BEGIN

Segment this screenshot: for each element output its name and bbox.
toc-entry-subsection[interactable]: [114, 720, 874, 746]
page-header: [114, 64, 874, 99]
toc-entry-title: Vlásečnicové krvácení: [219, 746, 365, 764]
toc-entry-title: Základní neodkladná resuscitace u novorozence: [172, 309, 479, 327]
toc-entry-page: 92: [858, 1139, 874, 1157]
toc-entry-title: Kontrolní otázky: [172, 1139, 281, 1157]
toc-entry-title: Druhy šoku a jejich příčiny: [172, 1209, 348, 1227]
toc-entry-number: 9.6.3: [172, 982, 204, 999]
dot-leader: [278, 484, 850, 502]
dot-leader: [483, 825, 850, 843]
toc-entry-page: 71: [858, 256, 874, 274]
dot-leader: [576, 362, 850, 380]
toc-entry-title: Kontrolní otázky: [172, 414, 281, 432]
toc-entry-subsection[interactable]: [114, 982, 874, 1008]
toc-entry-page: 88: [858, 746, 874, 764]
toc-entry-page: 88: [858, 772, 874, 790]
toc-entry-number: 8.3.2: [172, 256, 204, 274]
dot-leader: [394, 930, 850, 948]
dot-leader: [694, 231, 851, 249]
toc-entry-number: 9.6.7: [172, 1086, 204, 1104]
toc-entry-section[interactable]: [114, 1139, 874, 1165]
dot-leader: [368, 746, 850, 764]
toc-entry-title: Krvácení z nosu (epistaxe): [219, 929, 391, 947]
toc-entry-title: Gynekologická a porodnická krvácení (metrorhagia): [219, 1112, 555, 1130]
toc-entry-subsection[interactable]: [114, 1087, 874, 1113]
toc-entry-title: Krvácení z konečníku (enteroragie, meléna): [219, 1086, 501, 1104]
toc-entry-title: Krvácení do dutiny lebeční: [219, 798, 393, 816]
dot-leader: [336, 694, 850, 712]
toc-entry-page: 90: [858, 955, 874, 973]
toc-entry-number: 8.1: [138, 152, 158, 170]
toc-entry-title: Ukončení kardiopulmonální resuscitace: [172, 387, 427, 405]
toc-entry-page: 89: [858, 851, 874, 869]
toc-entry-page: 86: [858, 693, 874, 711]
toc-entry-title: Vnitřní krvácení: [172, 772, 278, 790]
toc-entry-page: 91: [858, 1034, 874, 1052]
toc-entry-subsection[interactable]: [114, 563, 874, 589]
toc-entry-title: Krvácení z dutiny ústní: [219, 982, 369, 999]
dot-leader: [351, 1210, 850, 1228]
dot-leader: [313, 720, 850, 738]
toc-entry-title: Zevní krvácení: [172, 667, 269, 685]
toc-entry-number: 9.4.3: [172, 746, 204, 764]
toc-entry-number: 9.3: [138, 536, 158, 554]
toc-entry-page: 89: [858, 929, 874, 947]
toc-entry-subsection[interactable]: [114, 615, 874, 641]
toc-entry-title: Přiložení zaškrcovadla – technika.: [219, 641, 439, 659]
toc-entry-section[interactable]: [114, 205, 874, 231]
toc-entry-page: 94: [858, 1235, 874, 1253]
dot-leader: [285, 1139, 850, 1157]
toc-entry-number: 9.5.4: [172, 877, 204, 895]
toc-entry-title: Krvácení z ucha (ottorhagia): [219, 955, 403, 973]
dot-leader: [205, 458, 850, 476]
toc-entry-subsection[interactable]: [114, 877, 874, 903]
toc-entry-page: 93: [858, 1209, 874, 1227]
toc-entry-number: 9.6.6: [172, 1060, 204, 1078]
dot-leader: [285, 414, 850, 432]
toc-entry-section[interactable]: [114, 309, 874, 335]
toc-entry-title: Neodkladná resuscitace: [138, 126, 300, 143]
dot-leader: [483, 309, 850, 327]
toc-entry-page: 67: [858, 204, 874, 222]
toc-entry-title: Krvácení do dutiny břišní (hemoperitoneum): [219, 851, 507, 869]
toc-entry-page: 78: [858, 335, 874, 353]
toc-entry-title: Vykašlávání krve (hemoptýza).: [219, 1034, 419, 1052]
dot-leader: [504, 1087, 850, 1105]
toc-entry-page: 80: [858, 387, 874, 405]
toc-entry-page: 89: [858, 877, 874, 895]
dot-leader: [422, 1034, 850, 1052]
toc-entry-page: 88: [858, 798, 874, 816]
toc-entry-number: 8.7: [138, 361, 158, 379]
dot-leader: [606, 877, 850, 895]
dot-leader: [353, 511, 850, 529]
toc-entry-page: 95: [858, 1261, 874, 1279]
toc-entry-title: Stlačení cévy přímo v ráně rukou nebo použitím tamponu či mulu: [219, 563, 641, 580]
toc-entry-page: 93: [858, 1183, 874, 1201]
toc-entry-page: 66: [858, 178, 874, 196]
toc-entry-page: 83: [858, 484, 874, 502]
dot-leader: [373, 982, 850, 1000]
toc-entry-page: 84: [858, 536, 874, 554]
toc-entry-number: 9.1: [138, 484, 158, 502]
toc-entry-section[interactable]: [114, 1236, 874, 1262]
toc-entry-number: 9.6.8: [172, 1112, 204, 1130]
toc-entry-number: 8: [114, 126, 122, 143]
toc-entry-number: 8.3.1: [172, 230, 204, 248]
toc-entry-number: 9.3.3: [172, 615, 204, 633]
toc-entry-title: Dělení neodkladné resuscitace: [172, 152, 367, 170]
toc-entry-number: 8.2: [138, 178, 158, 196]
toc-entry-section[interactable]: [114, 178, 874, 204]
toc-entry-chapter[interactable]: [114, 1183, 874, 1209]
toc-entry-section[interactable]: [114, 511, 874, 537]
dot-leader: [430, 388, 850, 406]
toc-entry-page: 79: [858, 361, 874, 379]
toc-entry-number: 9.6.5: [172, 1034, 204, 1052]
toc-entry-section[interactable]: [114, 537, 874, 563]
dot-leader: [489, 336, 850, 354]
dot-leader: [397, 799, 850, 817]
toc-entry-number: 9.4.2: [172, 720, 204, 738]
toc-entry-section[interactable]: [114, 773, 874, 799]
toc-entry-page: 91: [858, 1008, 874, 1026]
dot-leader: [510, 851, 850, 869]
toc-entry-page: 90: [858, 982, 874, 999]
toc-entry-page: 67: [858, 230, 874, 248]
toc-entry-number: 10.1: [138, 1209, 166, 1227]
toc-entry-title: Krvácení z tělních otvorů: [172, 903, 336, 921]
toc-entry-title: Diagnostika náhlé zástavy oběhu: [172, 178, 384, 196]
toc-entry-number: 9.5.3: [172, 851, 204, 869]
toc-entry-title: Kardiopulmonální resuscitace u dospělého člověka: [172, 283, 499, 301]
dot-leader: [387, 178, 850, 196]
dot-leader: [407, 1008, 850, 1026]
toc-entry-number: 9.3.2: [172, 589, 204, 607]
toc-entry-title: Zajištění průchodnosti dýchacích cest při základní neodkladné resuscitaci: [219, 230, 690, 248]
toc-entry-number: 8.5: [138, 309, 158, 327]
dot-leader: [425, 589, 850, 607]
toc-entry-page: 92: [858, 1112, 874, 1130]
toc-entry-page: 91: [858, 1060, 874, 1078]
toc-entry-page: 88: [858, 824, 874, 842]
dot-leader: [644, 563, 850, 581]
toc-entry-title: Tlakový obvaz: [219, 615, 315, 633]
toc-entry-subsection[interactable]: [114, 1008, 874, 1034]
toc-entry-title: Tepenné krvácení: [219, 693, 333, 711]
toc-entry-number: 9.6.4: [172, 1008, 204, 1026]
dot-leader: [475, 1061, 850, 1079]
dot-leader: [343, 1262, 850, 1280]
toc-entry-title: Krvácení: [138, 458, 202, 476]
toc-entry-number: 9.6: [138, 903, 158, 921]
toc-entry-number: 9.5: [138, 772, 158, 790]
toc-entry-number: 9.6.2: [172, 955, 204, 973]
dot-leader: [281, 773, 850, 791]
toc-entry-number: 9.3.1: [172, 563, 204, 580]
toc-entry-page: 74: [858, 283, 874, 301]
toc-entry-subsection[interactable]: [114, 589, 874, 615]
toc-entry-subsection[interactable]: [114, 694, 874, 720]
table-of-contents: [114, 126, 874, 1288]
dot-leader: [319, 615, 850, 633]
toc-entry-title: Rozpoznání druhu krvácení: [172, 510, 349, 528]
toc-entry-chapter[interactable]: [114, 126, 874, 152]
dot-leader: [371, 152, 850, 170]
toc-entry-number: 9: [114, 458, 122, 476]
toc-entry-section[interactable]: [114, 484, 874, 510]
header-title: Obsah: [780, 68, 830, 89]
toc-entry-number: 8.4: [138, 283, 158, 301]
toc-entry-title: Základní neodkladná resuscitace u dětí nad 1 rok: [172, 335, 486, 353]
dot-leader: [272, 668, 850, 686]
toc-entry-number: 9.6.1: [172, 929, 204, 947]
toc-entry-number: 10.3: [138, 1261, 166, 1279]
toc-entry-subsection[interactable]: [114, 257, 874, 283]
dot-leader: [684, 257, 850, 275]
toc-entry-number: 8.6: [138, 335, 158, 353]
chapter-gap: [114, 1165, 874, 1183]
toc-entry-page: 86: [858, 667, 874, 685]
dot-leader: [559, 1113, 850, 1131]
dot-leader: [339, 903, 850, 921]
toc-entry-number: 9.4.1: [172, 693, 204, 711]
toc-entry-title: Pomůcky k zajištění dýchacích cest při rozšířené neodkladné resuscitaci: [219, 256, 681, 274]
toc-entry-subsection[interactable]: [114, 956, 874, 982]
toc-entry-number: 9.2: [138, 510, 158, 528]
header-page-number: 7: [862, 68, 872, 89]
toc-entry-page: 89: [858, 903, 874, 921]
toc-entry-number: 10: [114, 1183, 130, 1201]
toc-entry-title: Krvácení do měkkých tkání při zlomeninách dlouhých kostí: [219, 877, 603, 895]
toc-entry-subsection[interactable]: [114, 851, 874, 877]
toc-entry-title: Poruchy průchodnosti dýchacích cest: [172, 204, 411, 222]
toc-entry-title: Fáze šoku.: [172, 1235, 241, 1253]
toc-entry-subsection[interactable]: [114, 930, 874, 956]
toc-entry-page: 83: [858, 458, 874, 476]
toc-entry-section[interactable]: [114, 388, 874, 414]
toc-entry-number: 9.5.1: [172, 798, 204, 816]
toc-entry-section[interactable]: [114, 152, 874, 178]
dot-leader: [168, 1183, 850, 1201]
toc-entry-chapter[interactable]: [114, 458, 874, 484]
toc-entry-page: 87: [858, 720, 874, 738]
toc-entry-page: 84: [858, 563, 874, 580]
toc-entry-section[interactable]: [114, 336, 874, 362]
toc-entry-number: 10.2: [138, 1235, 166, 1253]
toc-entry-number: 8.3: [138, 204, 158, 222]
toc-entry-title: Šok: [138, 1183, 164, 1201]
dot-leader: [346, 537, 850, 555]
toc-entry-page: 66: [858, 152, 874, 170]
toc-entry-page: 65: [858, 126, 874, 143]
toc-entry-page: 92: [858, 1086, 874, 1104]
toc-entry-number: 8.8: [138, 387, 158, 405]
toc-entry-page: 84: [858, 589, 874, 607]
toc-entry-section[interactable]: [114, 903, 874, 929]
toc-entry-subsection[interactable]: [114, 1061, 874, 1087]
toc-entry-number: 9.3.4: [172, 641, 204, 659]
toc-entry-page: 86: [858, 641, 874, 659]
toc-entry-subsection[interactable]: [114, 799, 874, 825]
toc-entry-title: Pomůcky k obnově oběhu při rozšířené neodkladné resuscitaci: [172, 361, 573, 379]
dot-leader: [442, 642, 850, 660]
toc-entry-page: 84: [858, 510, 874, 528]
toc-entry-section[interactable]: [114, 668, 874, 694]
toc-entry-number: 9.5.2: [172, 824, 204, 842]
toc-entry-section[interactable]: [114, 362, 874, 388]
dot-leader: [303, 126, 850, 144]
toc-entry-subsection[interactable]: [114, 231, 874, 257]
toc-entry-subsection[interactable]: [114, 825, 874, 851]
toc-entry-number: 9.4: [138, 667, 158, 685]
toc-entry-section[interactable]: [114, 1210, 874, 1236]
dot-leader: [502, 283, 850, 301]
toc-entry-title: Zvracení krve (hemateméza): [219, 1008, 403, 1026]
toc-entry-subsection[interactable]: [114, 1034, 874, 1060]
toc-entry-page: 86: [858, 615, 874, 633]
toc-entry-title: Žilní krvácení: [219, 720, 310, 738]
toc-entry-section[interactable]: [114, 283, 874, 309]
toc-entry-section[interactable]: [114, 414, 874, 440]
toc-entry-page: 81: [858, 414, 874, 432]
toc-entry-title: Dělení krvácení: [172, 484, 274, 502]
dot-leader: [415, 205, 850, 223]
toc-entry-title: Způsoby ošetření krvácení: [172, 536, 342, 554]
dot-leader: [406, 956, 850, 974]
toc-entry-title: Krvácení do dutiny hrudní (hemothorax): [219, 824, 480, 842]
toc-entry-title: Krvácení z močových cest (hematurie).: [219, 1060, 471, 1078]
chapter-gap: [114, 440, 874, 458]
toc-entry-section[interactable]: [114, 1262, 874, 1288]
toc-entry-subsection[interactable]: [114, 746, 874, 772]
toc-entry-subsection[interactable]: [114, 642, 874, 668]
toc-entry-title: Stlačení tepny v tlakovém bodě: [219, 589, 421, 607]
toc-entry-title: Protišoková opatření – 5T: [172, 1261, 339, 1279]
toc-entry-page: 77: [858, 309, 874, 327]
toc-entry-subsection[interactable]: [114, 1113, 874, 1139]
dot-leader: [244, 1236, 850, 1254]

END

[TASK]
Quote the records verbatim, starting at the first line and ending at the line containing "toc-entry-number: 8.1: [138, 152, 158, 170]".

[EXERCISE ANSWER]
Segment this screenshot: for each element output its name and bbox.
toc-entry-subsection[interactable]: [114, 720, 874, 746]
page-header: [114, 64, 874, 99]
toc-entry-title: Vlásečnicové krvácení: [219, 746, 365, 764]
toc-entry-title: Základní neodkladná resuscitace u novorozence: [172, 309, 479, 327]
toc-entry-page: 92: [858, 1139, 874, 1157]
toc-entry-title: Kontrolní otázky: [172, 1139, 281, 1157]
toc-entry-title: Druhy šoku a jejich příčiny: [172, 1209, 348, 1227]
toc-entry-number: 9.6.3: [172, 982, 204, 999]
dot-leader: [278, 484, 850, 502]
dot-leader: [483, 825, 850, 843]
toc-entry-page: 71: [858, 256, 874, 274]
dot-leader: [576, 362, 850, 380]
toc-entry-title: Kontrolní otázky: [172, 414, 281, 432]
toc-entry-subsection[interactable]: [114, 982, 874, 1008]
toc-entry-page: 88: [858, 746, 874, 764]
toc-entry-page: 88: [858, 772, 874, 790]
toc-entry-number: 8.3.2: [172, 256, 204, 274]
dot-leader: [394, 930, 850, 948]
dot-leader: [694, 231, 851, 249]
toc-entry-number: 9.6.7: [172, 1086, 204, 1104]
toc-entry-section[interactable]: [114, 1139, 874, 1165]
dot-leader: [368, 746, 850, 764]
toc-entry-title: Krvácení z nosu (epistaxe): [219, 929, 391, 947]
toc-entry-title: Gynekologická a porodnická krvácení (metrorhagia): [219, 1112, 555, 1130]
toc-entry-subsection[interactable]: [114, 1087, 874, 1113]
toc-entry-title: Krvácení z konečníku (enteroragie, meléna): [219, 1086, 501, 1104]
toc-entry-title: Krvácení do dutiny lebeční: [219, 798, 393, 816]
dot-leader: [336, 694, 850, 712]
toc-entry-page: 90: [858, 955, 874, 973]
toc-entry-number: 8.1: [138, 152, 158, 170]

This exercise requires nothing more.